--- WHAT NEEDS TO BE DONE ---
Can you write out all of the material below, word for word?

(Dataset rows)
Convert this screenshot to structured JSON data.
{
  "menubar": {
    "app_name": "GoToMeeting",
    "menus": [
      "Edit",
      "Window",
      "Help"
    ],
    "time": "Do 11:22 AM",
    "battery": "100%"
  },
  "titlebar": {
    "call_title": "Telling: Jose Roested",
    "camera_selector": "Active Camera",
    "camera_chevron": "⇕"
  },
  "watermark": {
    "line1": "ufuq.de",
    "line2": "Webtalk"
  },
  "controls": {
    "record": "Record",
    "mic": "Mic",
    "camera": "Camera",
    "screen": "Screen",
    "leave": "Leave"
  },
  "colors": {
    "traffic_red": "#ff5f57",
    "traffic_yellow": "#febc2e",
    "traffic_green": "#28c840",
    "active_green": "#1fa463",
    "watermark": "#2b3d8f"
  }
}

--- SOLUTION FOR THIS EXERCISE ---
Convert this screenshot to structured JSON data.
{
  "menubar": {
    "app_name": "GoToMeeting",
    "menus": [
      "Edit",
      "Window",
      "Help"
    ],
    "time": "Do 11:22 AM",
    "battery": "100%"
  },
  "titlebar": {
    "call_title": "Telling: Jose Roested",
    "camera_selector": "Active Camera",
    "camera_chevron": "⇕"
  },
  "watermark": {
    "line1": "ufuq.de",
    "line2": "Webtalk"
  },
  "controls": {
    "record": "Record",
    "mic": "Mic",
    "camera": "Camera",
    "screen": "Screen",
    "leave": "Leave"
  },
  "colors": {
    "traffic_red": "#ff5f57",
    "traffic_yellow": "#febc2e",
    "traffic_green": "#28c840",
    "active_green": "#1fa463",
    "watermark": "#2b3d8f"
  }
}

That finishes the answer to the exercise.